**ROWS:**
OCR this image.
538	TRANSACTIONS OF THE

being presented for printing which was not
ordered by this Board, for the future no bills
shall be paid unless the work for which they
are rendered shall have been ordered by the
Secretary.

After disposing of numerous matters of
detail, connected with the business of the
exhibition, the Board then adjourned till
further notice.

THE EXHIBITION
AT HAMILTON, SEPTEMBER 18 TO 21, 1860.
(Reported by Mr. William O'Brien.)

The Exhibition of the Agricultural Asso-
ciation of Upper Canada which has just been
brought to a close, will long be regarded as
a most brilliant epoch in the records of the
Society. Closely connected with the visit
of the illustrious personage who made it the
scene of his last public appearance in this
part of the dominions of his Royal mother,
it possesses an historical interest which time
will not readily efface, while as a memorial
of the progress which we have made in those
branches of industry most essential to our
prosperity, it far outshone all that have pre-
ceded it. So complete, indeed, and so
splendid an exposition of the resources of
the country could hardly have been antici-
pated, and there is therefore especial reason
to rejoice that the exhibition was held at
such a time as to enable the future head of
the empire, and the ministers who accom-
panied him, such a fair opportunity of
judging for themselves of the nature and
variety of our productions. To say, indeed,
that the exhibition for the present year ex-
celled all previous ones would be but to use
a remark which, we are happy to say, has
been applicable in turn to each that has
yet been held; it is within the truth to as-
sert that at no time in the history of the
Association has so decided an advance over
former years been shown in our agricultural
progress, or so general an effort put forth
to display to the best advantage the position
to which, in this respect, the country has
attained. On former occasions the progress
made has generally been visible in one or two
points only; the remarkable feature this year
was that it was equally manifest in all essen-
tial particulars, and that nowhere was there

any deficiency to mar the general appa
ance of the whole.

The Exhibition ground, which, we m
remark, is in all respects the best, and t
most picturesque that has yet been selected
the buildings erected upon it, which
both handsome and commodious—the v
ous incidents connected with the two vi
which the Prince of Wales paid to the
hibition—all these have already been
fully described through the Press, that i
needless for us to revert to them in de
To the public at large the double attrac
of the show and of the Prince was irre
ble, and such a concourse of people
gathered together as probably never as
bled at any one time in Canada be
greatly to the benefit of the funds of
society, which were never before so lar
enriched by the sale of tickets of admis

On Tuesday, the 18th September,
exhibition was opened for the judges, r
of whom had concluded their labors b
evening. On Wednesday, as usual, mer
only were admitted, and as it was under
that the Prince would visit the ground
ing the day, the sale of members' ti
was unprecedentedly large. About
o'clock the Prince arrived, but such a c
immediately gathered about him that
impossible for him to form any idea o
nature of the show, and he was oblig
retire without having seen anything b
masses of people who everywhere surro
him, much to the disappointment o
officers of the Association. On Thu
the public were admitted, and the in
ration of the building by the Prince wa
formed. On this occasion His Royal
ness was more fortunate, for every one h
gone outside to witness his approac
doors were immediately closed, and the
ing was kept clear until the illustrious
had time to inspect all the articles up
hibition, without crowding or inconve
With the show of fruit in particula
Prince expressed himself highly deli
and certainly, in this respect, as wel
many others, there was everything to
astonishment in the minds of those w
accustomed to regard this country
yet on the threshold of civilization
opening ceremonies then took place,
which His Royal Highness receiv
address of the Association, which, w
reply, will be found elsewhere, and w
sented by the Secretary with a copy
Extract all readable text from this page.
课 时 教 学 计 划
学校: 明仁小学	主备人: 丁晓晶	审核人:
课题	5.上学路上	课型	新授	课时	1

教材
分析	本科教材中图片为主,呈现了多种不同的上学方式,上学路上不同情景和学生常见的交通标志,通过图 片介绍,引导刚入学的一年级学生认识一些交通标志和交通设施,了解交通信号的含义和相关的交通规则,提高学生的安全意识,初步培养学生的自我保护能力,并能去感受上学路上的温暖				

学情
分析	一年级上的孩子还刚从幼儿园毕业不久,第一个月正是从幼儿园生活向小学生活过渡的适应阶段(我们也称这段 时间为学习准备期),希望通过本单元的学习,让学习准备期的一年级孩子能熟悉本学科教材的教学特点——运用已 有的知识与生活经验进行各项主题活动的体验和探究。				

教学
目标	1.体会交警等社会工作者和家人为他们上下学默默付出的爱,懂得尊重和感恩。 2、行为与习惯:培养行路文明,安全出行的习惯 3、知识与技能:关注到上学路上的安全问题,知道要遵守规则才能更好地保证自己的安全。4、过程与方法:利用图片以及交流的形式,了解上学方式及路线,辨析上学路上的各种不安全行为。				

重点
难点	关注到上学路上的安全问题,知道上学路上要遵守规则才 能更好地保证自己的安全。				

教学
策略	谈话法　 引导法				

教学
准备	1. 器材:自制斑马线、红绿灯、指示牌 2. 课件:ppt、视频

**REQUIREMENT:** Across all the entries, count the lines that contain the word "Canada" and give the number by itself.

**OUTPUT:** 2